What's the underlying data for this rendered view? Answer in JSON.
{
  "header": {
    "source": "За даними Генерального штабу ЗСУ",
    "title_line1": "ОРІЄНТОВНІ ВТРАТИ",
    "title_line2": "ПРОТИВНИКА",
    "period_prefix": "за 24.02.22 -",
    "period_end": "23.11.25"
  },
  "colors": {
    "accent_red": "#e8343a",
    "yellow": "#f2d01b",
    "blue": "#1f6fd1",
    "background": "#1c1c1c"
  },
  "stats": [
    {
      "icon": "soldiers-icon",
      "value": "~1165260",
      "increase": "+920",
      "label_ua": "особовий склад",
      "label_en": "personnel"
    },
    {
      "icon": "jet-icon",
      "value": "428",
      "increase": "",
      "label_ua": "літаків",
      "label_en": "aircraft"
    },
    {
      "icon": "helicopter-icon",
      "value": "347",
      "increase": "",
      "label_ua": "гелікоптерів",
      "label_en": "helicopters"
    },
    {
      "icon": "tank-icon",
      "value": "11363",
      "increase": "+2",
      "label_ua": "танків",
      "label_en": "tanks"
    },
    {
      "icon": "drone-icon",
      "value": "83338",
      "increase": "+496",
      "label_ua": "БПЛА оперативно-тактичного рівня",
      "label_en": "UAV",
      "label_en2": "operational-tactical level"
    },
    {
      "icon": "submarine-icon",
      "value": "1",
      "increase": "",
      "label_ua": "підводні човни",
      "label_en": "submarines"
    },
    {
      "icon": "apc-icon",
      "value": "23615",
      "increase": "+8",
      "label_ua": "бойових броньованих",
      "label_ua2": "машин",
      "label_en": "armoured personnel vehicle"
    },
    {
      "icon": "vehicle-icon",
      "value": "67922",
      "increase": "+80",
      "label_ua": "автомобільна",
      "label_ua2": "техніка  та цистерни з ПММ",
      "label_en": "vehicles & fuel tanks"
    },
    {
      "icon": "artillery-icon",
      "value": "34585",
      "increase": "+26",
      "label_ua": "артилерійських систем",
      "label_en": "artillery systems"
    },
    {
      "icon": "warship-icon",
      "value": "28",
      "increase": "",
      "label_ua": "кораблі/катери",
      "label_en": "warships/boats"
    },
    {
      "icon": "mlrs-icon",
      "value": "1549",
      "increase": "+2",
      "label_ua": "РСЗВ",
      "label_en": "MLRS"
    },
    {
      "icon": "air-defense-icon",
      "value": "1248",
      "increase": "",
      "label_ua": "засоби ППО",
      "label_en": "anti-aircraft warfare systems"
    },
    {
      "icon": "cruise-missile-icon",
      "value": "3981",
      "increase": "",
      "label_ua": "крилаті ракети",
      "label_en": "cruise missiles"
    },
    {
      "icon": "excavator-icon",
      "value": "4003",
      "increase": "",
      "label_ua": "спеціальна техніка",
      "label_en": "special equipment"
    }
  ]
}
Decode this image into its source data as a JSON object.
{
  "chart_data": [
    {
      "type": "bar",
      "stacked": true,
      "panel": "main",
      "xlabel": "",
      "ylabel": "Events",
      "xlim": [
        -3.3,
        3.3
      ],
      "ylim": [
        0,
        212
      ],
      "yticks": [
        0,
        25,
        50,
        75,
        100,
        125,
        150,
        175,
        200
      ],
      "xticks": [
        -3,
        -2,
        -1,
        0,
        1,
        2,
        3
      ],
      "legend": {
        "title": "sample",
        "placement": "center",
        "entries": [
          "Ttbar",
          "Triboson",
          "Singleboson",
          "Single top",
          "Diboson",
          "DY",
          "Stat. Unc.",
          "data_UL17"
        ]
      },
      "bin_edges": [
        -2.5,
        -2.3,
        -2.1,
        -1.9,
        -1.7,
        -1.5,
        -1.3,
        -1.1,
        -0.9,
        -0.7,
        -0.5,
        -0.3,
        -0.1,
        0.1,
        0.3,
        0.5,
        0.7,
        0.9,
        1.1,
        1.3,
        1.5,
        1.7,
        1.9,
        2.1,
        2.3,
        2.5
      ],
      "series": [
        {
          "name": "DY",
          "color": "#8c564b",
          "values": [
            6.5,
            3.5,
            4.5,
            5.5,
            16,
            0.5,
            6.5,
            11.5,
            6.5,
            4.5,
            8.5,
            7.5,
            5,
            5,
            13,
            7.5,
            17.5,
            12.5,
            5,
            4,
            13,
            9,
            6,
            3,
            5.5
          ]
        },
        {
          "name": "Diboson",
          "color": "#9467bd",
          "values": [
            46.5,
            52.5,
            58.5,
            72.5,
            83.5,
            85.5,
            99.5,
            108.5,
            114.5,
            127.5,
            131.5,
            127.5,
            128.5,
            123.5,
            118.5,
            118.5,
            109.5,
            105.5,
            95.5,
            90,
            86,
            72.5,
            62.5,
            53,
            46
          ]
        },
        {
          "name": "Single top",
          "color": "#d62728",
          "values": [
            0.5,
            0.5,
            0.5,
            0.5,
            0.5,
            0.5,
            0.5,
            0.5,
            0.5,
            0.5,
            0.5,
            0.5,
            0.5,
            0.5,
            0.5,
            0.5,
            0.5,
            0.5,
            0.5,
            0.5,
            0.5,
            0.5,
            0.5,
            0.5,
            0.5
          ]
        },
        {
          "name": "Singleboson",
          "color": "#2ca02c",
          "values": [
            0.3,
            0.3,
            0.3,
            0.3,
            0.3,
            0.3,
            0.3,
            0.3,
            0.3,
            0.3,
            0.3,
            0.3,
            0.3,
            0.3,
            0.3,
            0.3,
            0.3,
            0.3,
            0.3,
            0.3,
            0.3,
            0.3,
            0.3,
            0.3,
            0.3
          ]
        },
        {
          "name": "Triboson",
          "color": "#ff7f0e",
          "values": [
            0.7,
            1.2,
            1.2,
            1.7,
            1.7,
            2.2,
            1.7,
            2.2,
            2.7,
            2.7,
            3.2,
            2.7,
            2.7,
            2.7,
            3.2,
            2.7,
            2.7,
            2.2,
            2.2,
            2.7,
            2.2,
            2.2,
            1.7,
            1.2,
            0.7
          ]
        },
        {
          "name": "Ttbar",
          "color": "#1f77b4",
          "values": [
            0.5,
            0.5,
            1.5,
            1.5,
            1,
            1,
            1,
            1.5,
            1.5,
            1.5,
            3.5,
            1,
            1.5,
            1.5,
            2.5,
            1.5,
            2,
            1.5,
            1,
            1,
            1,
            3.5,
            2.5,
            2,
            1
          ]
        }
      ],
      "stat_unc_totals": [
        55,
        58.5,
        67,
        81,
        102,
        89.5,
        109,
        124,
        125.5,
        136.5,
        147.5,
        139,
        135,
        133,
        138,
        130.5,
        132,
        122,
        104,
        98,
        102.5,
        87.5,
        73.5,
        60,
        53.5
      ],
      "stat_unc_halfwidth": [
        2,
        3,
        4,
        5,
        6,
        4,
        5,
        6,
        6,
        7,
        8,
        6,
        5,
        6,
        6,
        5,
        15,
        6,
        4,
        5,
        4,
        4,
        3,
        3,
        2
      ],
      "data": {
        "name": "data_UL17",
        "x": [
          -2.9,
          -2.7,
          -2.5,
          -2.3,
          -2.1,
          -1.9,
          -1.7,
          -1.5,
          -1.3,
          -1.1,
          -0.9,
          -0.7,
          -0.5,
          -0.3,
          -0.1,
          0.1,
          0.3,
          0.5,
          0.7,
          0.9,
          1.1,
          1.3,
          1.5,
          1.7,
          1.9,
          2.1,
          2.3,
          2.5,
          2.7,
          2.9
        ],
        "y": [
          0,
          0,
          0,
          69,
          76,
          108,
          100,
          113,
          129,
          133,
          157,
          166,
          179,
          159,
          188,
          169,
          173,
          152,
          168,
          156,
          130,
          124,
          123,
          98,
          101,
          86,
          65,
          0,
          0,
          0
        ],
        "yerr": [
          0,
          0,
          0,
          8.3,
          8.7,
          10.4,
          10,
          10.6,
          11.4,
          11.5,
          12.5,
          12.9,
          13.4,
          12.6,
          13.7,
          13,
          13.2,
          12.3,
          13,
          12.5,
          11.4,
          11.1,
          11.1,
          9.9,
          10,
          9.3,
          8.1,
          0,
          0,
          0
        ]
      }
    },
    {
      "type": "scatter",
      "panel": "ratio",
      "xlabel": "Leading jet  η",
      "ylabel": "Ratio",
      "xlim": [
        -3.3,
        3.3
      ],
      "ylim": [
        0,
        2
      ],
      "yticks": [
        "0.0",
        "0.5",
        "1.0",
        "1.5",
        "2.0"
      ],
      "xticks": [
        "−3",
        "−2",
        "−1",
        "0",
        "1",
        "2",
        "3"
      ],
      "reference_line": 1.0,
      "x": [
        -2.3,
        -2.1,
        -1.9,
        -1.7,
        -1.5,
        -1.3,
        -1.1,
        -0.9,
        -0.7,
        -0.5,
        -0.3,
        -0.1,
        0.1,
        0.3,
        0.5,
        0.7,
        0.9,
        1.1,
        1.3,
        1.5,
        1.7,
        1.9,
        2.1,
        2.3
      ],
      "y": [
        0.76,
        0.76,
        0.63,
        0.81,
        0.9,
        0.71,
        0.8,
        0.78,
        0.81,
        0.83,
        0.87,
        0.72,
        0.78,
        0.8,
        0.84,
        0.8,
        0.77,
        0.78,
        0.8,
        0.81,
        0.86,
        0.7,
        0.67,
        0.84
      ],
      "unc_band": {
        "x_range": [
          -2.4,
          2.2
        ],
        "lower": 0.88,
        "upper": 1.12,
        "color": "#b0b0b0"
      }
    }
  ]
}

» DIRECTIONS
Filter the data, keeping only the lines that contain "cruise".

» EXERCISE RESPONSE
      "icon": "cruise-missile-icon",
      "label_en": "cruise missiles"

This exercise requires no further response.